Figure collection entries
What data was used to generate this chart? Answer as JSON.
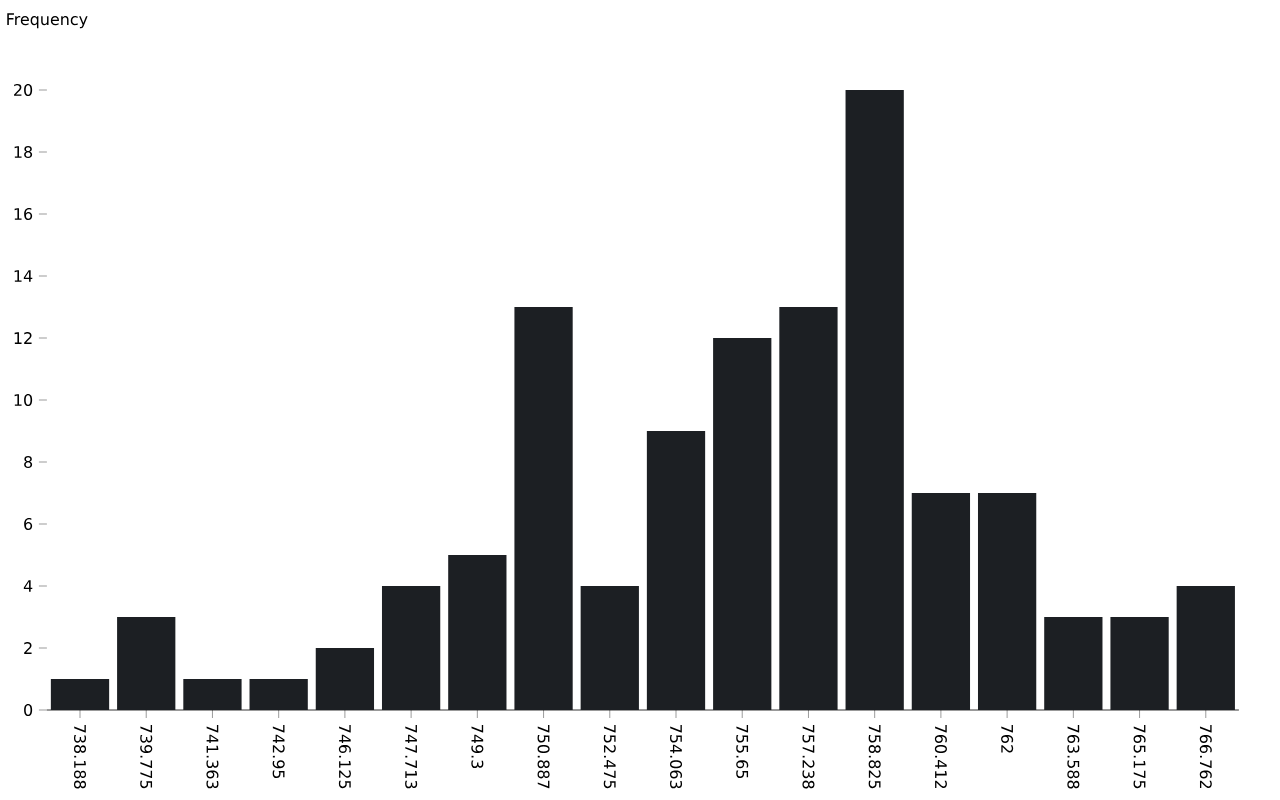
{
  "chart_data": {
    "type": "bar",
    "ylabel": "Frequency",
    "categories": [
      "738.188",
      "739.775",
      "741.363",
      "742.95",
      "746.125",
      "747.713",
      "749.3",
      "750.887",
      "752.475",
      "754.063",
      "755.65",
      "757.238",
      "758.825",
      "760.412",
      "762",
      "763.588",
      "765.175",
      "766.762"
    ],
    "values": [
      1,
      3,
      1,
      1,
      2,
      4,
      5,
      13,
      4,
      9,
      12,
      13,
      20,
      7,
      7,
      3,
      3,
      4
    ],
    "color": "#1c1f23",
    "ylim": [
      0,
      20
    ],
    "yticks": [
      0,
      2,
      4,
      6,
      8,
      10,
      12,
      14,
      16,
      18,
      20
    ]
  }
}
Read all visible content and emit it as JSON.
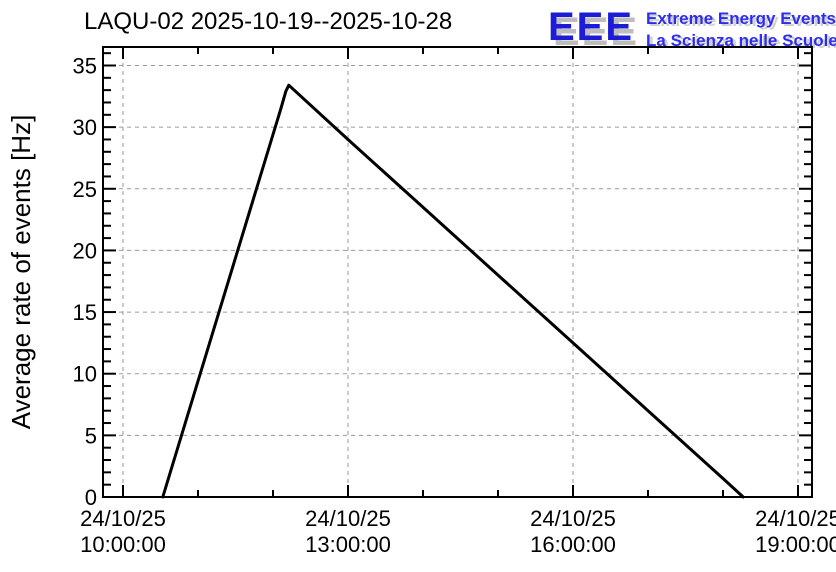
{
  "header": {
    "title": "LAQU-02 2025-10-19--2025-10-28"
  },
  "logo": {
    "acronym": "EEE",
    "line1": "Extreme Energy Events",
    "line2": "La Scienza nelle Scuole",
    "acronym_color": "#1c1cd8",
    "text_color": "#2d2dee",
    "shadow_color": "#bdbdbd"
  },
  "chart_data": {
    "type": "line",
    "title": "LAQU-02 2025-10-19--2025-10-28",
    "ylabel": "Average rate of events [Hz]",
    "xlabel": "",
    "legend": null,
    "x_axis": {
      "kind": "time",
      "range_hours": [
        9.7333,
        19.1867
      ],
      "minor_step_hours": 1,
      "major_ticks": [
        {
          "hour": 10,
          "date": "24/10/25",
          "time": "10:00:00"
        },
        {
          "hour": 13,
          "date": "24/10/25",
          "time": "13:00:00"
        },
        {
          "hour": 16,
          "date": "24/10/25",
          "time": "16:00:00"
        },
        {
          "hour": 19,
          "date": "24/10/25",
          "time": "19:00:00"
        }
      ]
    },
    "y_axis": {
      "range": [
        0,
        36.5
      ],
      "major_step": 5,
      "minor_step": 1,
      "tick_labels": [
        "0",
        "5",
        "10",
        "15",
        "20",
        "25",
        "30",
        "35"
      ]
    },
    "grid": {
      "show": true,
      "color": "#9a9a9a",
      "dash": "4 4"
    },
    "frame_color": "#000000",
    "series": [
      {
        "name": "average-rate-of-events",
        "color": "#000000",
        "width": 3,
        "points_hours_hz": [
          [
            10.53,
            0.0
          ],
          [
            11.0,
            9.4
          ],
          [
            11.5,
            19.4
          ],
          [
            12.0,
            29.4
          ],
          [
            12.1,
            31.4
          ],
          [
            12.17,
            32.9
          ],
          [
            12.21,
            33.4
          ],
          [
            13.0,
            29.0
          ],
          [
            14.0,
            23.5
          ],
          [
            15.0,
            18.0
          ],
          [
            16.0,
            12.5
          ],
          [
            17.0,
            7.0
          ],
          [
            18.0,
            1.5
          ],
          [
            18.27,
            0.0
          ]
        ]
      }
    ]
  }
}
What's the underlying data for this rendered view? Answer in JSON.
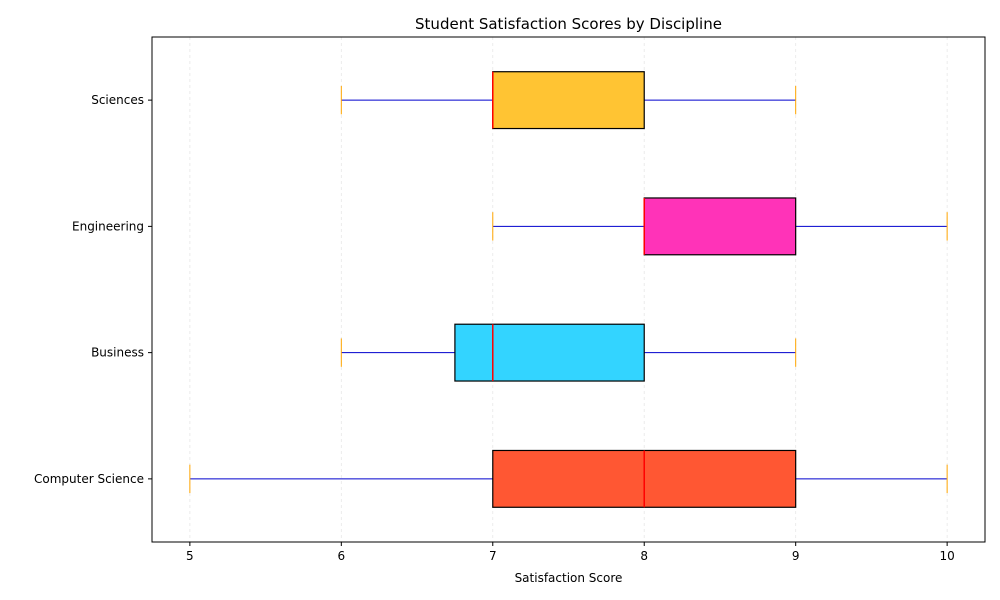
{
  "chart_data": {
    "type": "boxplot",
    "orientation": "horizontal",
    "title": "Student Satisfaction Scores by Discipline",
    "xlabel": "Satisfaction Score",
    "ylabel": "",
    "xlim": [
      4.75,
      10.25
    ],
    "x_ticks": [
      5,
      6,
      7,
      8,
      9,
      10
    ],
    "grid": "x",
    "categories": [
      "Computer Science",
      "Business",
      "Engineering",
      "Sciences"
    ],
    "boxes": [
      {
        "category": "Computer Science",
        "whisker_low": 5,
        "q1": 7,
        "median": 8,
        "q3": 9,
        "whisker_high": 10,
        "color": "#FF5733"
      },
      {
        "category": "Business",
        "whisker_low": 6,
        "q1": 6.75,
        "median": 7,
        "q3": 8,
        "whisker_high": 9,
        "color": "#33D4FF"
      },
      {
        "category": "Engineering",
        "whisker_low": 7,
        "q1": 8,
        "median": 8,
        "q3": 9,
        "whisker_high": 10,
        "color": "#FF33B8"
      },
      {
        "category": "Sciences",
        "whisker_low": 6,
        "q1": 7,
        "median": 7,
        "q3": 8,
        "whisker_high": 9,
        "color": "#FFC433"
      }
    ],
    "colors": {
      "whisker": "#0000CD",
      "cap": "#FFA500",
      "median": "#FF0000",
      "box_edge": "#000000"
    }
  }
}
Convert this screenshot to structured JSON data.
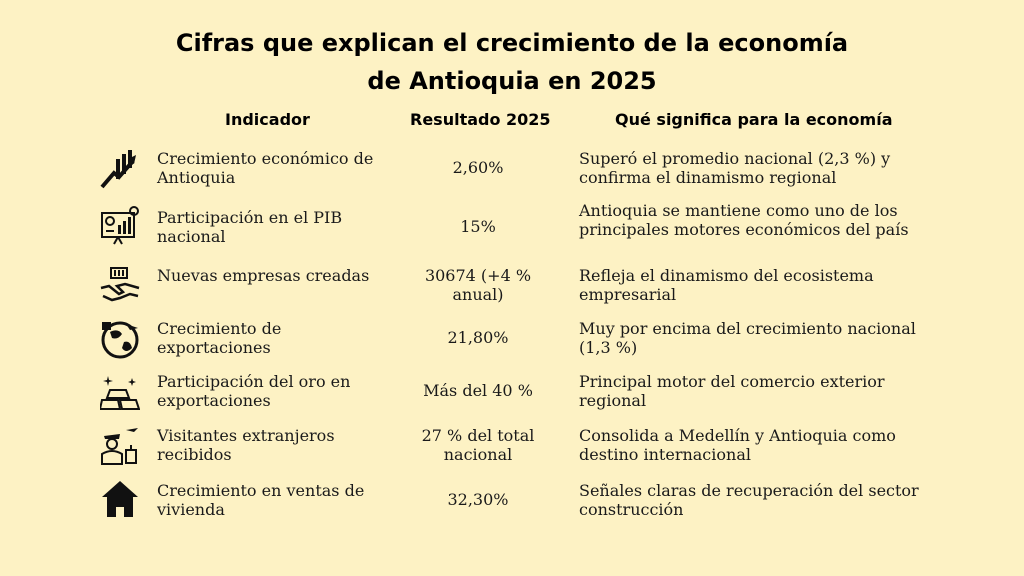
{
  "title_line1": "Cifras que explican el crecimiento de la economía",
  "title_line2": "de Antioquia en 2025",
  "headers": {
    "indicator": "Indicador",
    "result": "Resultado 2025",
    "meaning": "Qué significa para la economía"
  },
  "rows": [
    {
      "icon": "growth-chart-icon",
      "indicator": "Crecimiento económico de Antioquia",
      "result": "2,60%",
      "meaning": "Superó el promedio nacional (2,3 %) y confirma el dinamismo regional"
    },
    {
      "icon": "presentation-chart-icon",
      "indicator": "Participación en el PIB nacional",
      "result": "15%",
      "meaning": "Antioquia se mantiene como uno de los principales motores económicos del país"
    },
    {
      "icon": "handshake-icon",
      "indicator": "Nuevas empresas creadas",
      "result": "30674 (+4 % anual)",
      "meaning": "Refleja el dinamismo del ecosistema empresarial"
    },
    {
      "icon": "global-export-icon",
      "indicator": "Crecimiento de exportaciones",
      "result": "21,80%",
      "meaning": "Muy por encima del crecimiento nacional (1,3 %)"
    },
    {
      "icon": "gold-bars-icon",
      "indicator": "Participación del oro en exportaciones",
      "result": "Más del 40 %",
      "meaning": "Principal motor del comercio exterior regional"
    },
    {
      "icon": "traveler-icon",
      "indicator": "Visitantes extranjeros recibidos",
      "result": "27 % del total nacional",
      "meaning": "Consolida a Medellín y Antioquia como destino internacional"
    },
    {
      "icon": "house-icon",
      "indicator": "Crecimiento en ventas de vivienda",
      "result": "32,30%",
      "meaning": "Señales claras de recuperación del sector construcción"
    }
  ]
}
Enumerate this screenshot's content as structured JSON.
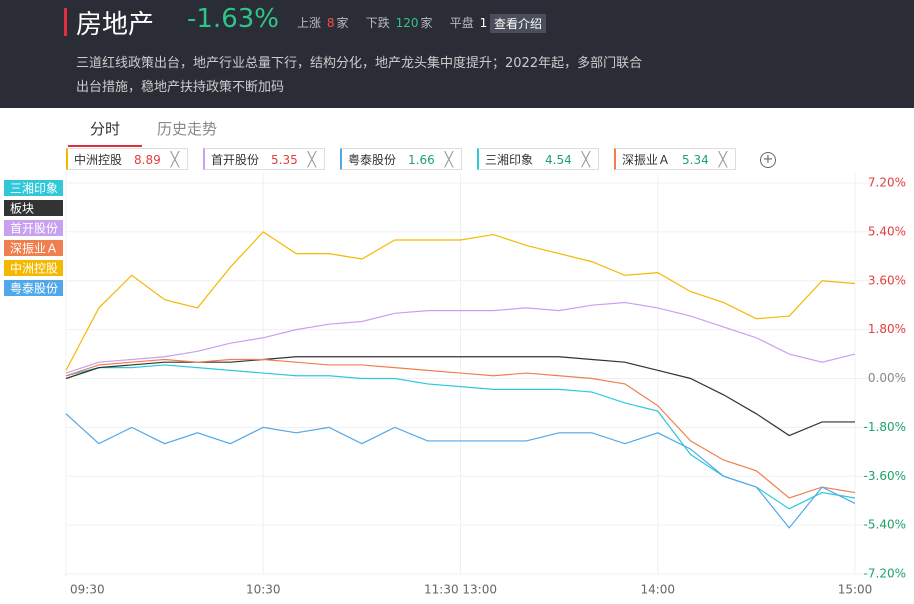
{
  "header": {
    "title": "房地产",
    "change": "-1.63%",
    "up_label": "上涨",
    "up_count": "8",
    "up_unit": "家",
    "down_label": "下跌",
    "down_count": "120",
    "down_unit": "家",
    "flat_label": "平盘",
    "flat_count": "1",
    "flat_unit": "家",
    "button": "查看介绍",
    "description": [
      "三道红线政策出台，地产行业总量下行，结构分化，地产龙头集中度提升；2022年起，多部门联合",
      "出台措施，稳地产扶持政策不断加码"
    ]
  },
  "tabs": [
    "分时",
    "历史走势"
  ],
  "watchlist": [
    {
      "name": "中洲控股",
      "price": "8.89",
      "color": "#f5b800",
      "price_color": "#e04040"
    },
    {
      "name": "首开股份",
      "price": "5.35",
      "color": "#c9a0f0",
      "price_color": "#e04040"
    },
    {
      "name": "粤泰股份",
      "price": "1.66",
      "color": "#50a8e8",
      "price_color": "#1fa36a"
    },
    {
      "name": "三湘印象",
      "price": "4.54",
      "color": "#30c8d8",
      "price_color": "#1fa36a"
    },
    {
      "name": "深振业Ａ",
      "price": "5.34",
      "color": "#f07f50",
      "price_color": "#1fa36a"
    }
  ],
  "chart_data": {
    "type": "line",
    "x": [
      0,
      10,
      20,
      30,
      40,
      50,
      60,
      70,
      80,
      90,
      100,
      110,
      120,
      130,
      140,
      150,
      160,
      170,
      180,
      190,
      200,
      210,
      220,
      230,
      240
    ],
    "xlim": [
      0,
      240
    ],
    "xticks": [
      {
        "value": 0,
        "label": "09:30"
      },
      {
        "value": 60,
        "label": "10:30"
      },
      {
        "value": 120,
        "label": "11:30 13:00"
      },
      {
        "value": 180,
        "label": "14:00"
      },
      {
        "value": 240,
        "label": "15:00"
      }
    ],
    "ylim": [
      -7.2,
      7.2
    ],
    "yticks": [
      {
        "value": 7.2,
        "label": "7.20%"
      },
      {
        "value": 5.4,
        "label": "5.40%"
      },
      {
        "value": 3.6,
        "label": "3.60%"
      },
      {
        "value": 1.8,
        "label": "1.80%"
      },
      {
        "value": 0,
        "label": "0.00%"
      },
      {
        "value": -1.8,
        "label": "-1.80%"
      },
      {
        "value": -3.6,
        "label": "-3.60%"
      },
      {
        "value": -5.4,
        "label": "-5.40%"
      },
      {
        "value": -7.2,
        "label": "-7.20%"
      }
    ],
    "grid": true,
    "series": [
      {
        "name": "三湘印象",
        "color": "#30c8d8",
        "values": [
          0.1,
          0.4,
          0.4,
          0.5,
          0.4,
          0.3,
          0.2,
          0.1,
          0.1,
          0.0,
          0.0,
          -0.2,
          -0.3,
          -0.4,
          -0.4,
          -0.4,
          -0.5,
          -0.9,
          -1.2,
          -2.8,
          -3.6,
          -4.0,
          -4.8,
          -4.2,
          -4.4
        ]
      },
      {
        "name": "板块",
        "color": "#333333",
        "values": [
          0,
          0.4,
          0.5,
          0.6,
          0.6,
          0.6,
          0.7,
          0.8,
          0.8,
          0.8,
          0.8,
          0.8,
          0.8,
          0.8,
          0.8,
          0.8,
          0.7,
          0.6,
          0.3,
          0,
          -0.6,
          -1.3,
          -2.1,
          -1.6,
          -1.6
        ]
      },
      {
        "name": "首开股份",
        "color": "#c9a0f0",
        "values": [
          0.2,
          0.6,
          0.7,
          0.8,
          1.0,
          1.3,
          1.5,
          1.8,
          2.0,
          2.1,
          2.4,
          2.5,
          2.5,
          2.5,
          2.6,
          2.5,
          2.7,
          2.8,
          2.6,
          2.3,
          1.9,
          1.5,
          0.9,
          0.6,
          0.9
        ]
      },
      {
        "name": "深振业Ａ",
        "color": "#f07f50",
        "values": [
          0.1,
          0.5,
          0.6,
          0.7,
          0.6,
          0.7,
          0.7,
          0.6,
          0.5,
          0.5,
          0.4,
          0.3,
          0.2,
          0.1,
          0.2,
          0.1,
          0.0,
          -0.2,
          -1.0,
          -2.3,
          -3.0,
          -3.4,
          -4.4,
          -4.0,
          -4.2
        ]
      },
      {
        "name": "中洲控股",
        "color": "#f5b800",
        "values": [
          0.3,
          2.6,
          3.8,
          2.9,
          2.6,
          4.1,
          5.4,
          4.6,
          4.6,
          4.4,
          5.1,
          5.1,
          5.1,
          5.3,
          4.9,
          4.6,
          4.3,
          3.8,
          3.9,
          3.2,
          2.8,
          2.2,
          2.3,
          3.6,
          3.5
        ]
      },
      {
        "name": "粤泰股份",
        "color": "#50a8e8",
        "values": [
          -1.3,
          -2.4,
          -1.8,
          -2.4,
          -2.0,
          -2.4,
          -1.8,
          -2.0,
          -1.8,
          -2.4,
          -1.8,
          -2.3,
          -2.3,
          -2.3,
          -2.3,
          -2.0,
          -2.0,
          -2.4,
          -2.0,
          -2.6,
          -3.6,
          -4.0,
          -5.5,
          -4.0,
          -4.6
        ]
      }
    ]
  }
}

WHAT TO PRODUCE
Pull every line containing "regional" from the material above.

CORRECT RESPONSE
      "meaning": "Superó el promedio nacional (2,3 %) y confirma el dinamismo regional"
      "meaning": "Principal motor del comercio exterior regional"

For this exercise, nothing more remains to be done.